In the records below, find the line containing "Output a JSON" and repeat it and every line after it exactly, without pictures.
>> START
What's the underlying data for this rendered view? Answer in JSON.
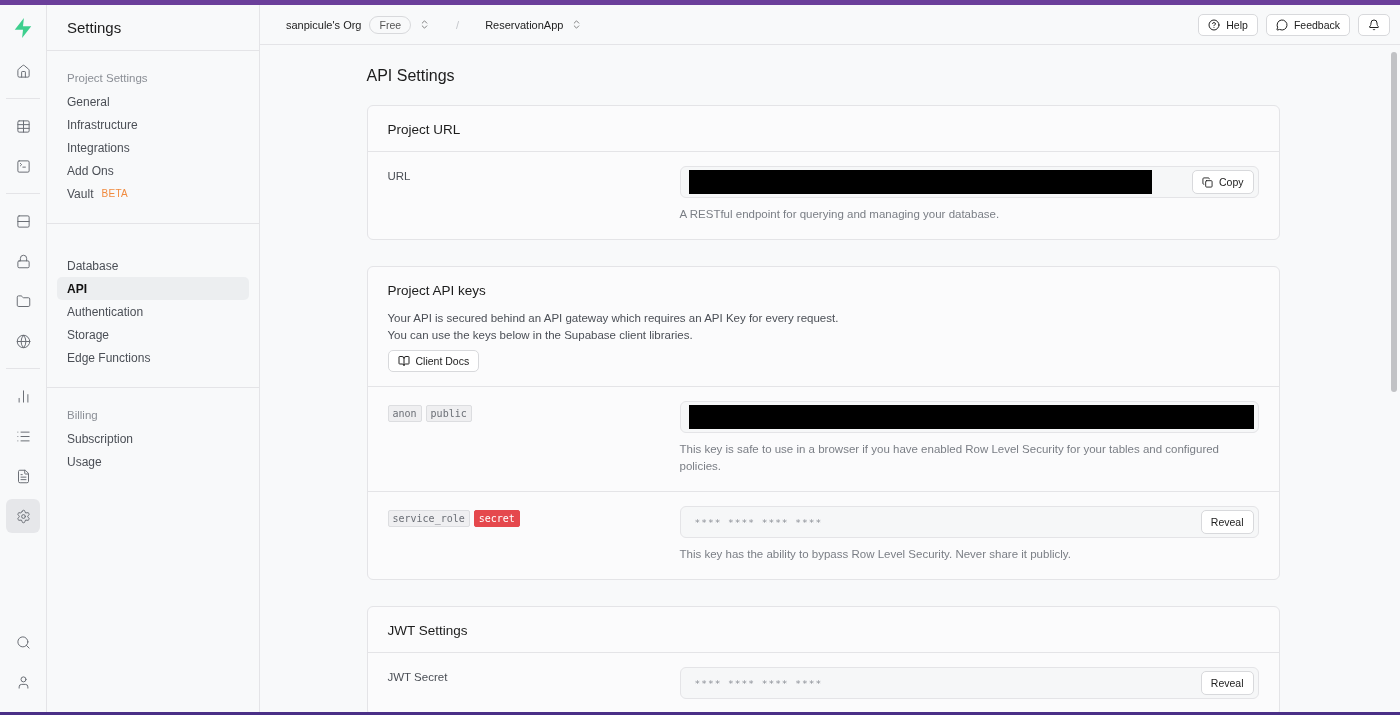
{
  "rail": [
    {
      "selected": false
    },
    {
      "selected": false
    },
    {
      "selected": false
    },
    {
      "selected": false
    },
    {
      "selected": false
    },
    {
      "selected": false
    },
    {
      "selected": false
    },
    {
      "selected": false
    },
    {
      "selected": false
    },
    {
      "selected": false
    },
    {
      "selected": true
    },
    {
      "selected": false
    },
    {
      "selected": false
    }
  ],
  "sidebar": {
    "title": "Settings",
    "sections": [
      {
        "heading": "Project Settings",
        "items": [
          {
            "label": "General",
            "selected": false
          },
          {
            "label": "Infrastructure",
            "selected": false
          },
          {
            "label": "Integrations",
            "selected": false
          },
          {
            "label": "Add Ons",
            "selected": false
          },
          {
            "label": "Vault",
            "badge": "BETA",
            "selected": false
          }
        ]
      },
      {
        "items": [
          {
            "label": "Database",
            "selected": false
          },
          {
            "label": "API",
            "selected": true
          },
          {
            "label": "Authentication",
            "selected": false
          },
          {
            "label": "Storage",
            "selected": false
          },
          {
            "label": "Edge Functions",
            "selected": false
          }
        ]
      },
      {
        "heading": "Billing",
        "items": [
          {
            "label": "Subscription",
            "selected": false
          },
          {
            "label": "Usage",
            "selected": false
          }
        ]
      }
    ]
  },
  "header": {
    "org": "sanpicule's Org",
    "plan": "Free",
    "separator": "/",
    "project": "ReservationApp",
    "help": "Help",
    "feedback": "Feedback"
  },
  "page_title": "API Settings",
  "cards": [
    {
      "title": "Project URL",
      "rows": [
        {
          "kind": "redacted",
          "label": "URL",
          "button": "Copy",
          "hint": "A RESTful endpoint for querying and managing your database."
        }
      ]
    },
    {
      "title": "Project API keys",
      "description": [
        "Your API is secured behind an API gateway which requires an API Key for every request.",
        "You can use the keys below in the Supabase client libraries."
      ],
      "button": "Client Docs",
      "rows": [
        {
          "kind": "redacted",
          "tags": [
            {
              "text": "anon",
              "kind": "plain"
            },
            {
              "text": "public",
              "kind": "plain"
            }
          ],
          "hint": "This key is safe to use in a browser if you have enabled Row Level Security for your tables and configured policies."
        },
        {
          "kind": "masked",
          "tags": [
            {
              "text": "service_role",
              "kind": "plain"
            },
            {
              "text": "secret",
              "kind": "danger"
            }
          ],
          "value": "**** **** **** ****",
          "button": "Reveal",
          "hint": "This key has the ability to bypass Row Level Security. Never share it publicly."
        }
      ]
    },
    {
      "title": "JWT Settings",
      "rows": [
        {
          "kind": "masked",
          "label": "JWT Secret",
          "value": "**** **** **** ****",
          "button": "Reveal"
        }
      ]
    }
  ]
}
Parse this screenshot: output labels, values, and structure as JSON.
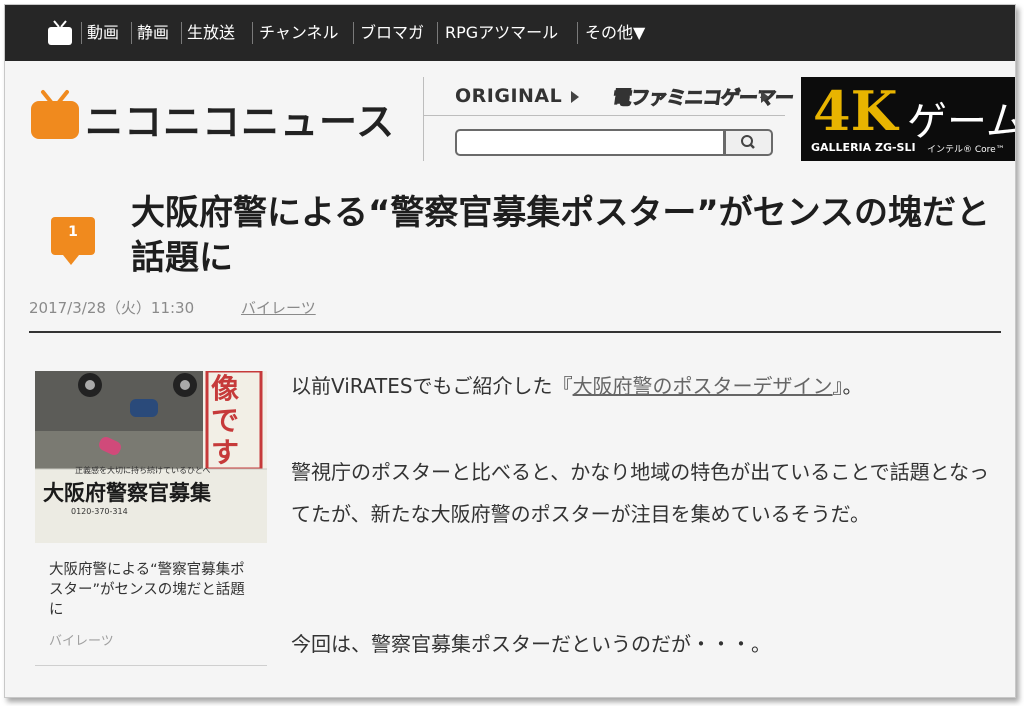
{
  "nav": {
    "items": [
      "動画",
      "静画",
      "生放送",
      "チャンネル",
      "ブロマガ",
      "RPGアツマール",
      "その他▼"
    ]
  },
  "header": {
    "logo_text": "ニコニコニュース",
    "original_label": "ORIGINAL",
    "famicom_label": "電ファミニコゲーマー",
    "search": {
      "placeholder": ""
    },
    "ad": {
      "big": "4K",
      "kana": "ゲーム",
      "sub": "GALLERIA ZG-SLI",
      "sub2": "インテル® Core™"
    }
  },
  "article": {
    "badge": "1",
    "title": "大阪府警による“警察官募集ポスター”がセンスの塊だと話題に",
    "date": "2017/3/28（火）11:30",
    "source": "バイレーツ",
    "paragraphs": {
      "p1_before": "以前ViRATESでもご紹介した『",
      "p1_link": "大阪府警のポスターデザイン",
      "p1_after": "』。",
      "p2": "警視庁のポスターと比べると、かなり地域の特色が出ていることで話題となってたが、新たな大阪府警のポスターが注目を集めているそうだ。",
      "p3": "今回は、警察官募集ポスターだというのだが・・・。"
    }
  },
  "sidebar_card": {
    "image_text_top": "像です",
    "image_caption": "正義感を大切に持ち続けているひとへ",
    "image_heading": "大阪府警察官募集",
    "image_phone": "0120-370-314",
    "title": "大阪府警による“警察官募集ポスター”がセンスの塊だと話題に",
    "source": "バイレーツ"
  },
  "colors": {
    "nav_bg": "#262626",
    "accent_orange": "#f08a1e",
    "ad_gold": "#e8b400"
  }
}
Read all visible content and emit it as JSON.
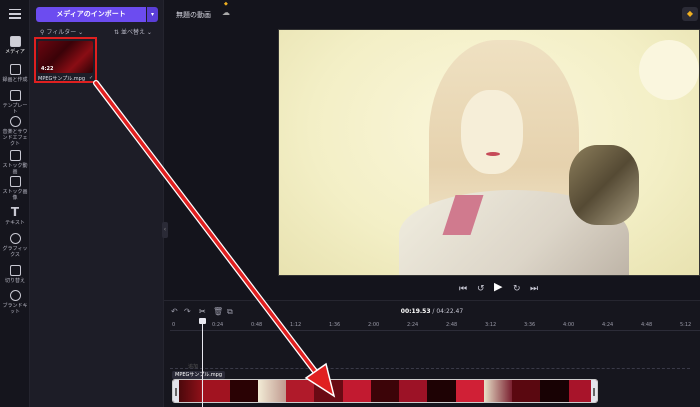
{
  "sidebar": {
    "items": [
      {
        "label": "メディア",
        "icon": "folder-icon"
      },
      {
        "label": "録画と作成",
        "icon": "camera-icon"
      },
      {
        "label": "テンプレート",
        "icon": "template-icon"
      },
      {
        "label": "音楽とサウンドエフェクト",
        "icon": "music-note-icon"
      },
      {
        "label": "ストック動画",
        "icon": "stock-video-icon"
      },
      {
        "label": "ストック画像",
        "icon": "stock-image-icon"
      },
      {
        "label": "テキスト",
        "icon": "text-icon"
      },
      {
        "label": "グラフィックス",
        "icon": "shapes-icon"
      },
      {
        "label": "切り替え",
        "icon": "transition-icon"
      },
      {
        "label": "ブランドキット",
        "icon": "brand-kit-icon"
      }
    ]
  },
  "media_panel": {
    "import_label": "メディアのインポート",
    "filter_label": "フィルター",
    "sort_label": "並べ替え",
    "asset": {
      "duration": "4:22",
      "filename": "MPEGサンプル.mpg"
    }
  },
  "topbar": {
    "title": "無題の動画"
  },
  "player": {
    "current_time": "00:19.53",
    "total_time": "04:22.47"
  },
  "timeline": {
    "ruler": [
      "0",
      "0:24",
      "0:48",
      "1:12",
      "1:36",
      "2:00",
      "2:24",
      "2:48",
      "3:12",
      "3:36",
      "4:00",
      "4:24",
      "4:48",
      "5:12"
    ],
    "add_text_hint": "追加",
    "clip_label": "MPEGサンプル.mpg"
  },
  "colors": {
    "accent": "#6c4cf0",
    "highlight_box": "#e02020",
    "arrow": "#e02020"
  }
}
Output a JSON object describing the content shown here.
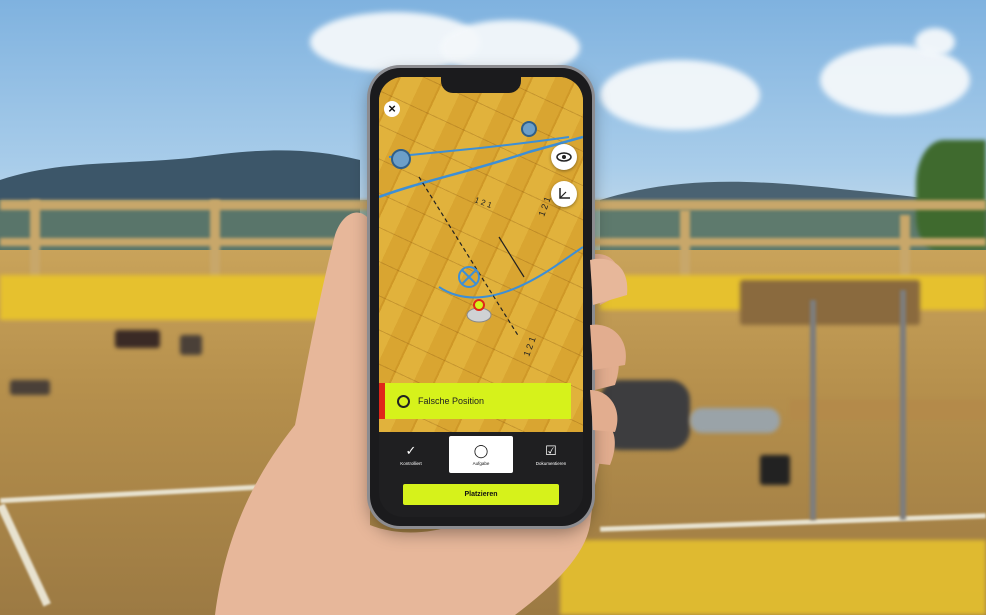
{
  "scene": {
    "description_free": true
  },
  "app": {
    "close_icon": "close-icon",
    "view_toggle_icon": "eye-icon",
    "coordinate_icon": "axes-icon",
    "status": {
      "text": "Falsche Position",
      "accent_color": "#d6f21b",
      "error_color": "#e0261a"
    },
    "tabs": [
      {
        "label": "Kontrolliert",
        "icon": "check-icon",
        "active": false
      },
      {
        "label": "Aufgabe",
        "icon": "circle-icon",
        "active": true
      },
      {
        "label": "Dokumentieren",
        "icon": "edit-icon",
        "active": false
      }
    ],
    "cta_label": "Platzieren",
    "plan_labels": [
      "1 2 1",
      "1 2 1",
      "1 2 1"
    ]
  }
}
>> END
# THE SOLUTION:
Output a JSON object describing the content shown here.
{
  "scene": {
    "description_free": true
  },
  "app": {
    "close_icon": "close-icon",
    "view_toggle_icon": "eye-icon",
    "coordinate_icon": "axes-icon",
    "status": {
      "text": "Falsche Position",
      "accent_color": "#d6f21b",
      "error_color": "#e0261a"
    },
    "tabs": [
      {
        "label": "Kontrolliert",
        "icon": "check-icon",
        "active": false
      },
      {
        "label": "Aufgabe",
        "icon": "circle-icon",
        "active": true
      },
      {
        "label": "Dokumentieren",
        "icon": "edit-icon",
        "active": false
      }
    ],
    "cta_label": "Platzieren",
    "plan_labels": [
      "1 2 1",
      "1 2 1",
      "1 2 1"
    ]
  }
}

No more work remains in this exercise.